*AIM*
Every entry that follows should be repeated exactly; drop the images.
++++ DATASET ROWS
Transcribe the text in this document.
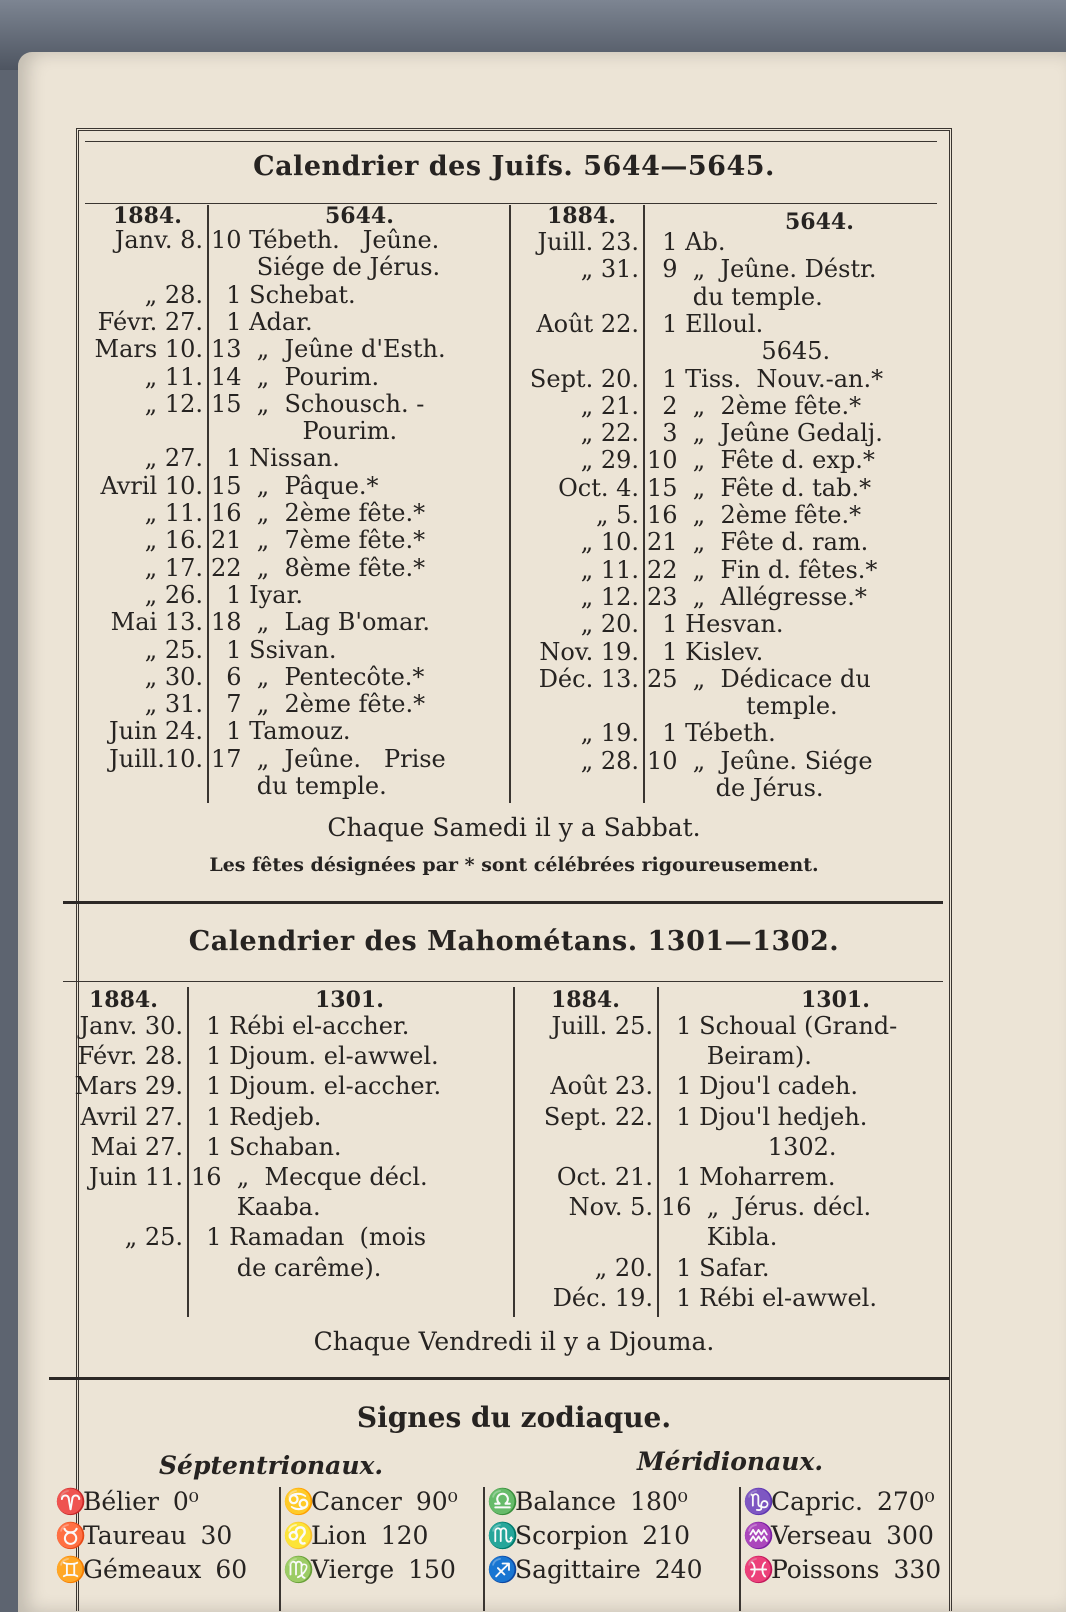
Calendrier des Juifs. 5644—5645.
1884.	5644.	1884.	5644.
Janv. 8. 10 Tébeth.   Jeûne.
Siége de Jérus.
„ 28. 1 Schebat.
Févr. 27. 1 Adar.
Mars 10. 13  „  Jeûne d'Esth.
„ 11. 14  „  Pourim.
„ 12. 15  „  Schousch. -
Pourim.
„ 27. 1 Nissan.
Avril 10. 15  „  Pâque.*
„ 11. 16  „  2ème fête.*
„ 16. 21  „  7ème fête.*
„ 17. 22  „  8ème fête.*
„ 26. 1 Iyar.
Mai 13. 18  „  Lag B'omar.
„ 25. 1 Ssivan.
„ 30. 6  „  Pentecôte.*
„ 31. 7  „  2ème fête.*
Juin 24. 1 Tamouz.
Juill.10. 17  „  Jeûne.   Prise
du temple.
Juill. 23. 1 Ab.
„ 31. 9  „  Jeûne. Déstr.
du temple.
Août 22. 1 Elloul.
5645.
Sept. 20. 1 Tiss.  Nouv.-an.*
„ 21. 2  „  2ème fête.*
„ 22. 3  „  Jeûne Gedalj.
„ 29. 10  „  Fête d. exp.*
Oct. 4. 15  „  Fête d. tab.*
„ 5. 16  „  2ème fête.*
„ 10. 21  „  Fête d. ram.
„ 11. 22  „  Fin d. fêtes.*
„ 12. 23  „  Allégresse.*
„ 20. 1 Hesvan.
Nov. 19. 1 Kislev.
Déc. 13. 25  „  Dédicace du
temple.
„ 19. 1 Tébeth.
„ 28. 10  „  Jeûne. Siége
de Jérus.
Chaque Samedi il y a Sabbat.
Les fêtes désignées par * sont célébrées rigoureusement.
Calendrier des Mahométans. 1301—1302.
1884.	1301.	1884.	1301.
Janv. 30. 1 Rébi el-accher.
Févr. 28. 1 Djoum. el-awwel.
Mars 29. 1 Djoum. el-accher.
Avril 27. 1 Redjeb.
Mai 27. 1 Schaban.
Juin 11. 16  „  Mecque décl.
Kaaba.
„ 25. 1 Ramadan  (mois
de carême).
Juill. 25. 1 Schoual (Grand-
Beiram).
Août 23. 1 Djou'l cadeh.
Sept. 22. 1 Djou'l hedjeh.
1302.
Oct. 21. 1 Moharrem.
Nov. 5. 16  „  Jérus. décl.
Kibla.
„ 20. 1 Safar.
Déc. 19. 1 Rébi el-awwel.
Chaque Vendredi il y a Djouma.
Signes du zodiaque.
Séptentrionaux.	Méridionaux.
♈Bélier 0⁰	♋Cancer 90⁰ ♎Balance 180⁰ ♑Capric. 270⁰
♉Taureau 30 ♌Lion 120 ♏Scorpion 210 ♒Verseau 300
♊Gémeaux 60 ♍Vierge 150 ♐Sagittaire 240 ♓Poissons 330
++++++++
*RESULT OF THE TASK*
Transcribe the text in this document.
Calendrier des Juifs. 5644—5645.
1884.	5644.	1884.	5644.
Janv. 8. 10 Tébeth.   Jeûne.
Siége de Jérus.
„ 28. 1 Schebat.
Févr. 27. 1 Adar.
Mars 10. 13  „  Jeûne d'Esth.
„ 11. 14  „  Pourim.
„ 12. 15  „  Schousch. -
Pourim.
„ 27. 1 Nissan.
Avril 10. 15  „  Pâque.*
„ 11. 16  „  2ème fête.*
„ 16. 21  „  7ème fête.*
„ 17. 22  „  8ème fête.*
„ 26. 1 Iyar.
Mai 13. 18  „  Lag B'omar.
„ 25. 1 Ssivan.
„ 30. 6  „  Pentecôte.*
„ 31. 7  „  2ème fête.*
Juin 24. 1 Tamouz.
Juill.10. 17  „  Jeûne.   Prise
du temple.
Juill. 23. 1 Ab.
„ 31. 9  „  Jeûne. Déstr.
du temple.
Août 22. 1 Elloul.
5645.
Sept. 20. 1 Tiss.  Nouv.-an.*
„ 21. 2  „  2ème fête.*
„ 22. 3  „  Jeûne Gedalj.
„ 29. 10  „  Fête d. exp.*
Oct. 4. 15  „  Fête d. tab.*
„ 5. 16  „  2ème fête.*
„ 10. 21  „  Fête d. ram.
„ 11. 22  „  Fin d. fêtes.*
„ 12. 23  „  Allégresse.*
„ 20. 1 Hesvan.
Nov. 19. 1 Kislev.
Déc. 13. 25  „  Dédicace du
temple.
„ 19. 1 Tébeth.
„ 28. 10  „  Jeûne. Siége
de Jérus.
Chaque Samedi il y a Sabbat.
Les fêtes désignées par * sont célébrées rigoureusement.
Calendrier des Mahométans. 1301—1302.
1884.	1301.	1884.	1301.
Janv. 30. 1 Rébi el-accher.
Févr. 28. 1 Djoum. el-awwel.
Mars 29. 1 Djoum. el-accher.
Avril 27. 1 Redjeb.
Mai 27. 1 Schaban.
Juin 11. 16  „  Mecque décl.
Kaaba.
„ 25. 1 Ramadan  (mois
de carême).
Juill. 25. 1 Schoual (Grand-
Beiram).
Août 23. 1 Djou'l cadeh.
Sept. 22. 1 Djou'l hedjeh.
1302.
Oct. 21. 1 Moharrem.
Nov. 5. 16  „  Jérus. décl.
Kibla.
„ 20. 1 Safar.
Déc. 19. 1 Rébi el-awwel.
Chaque Vendredi il y a Djouma.
Signes du zodiaque.
Séptentrionaux.	Méridionaux.
♈Bélier 0⁰	♋Cancer 90⁰ ♎Balance 180⁰ ♑Capric. 270⁰
♉Taureau 30 ♌Lion 120 ♏Scorpion 210 ♒Verseau 300
♊Gémeaux 60 ♍Vierge 150 ♐Sagittaire 240 ♓Poissons 330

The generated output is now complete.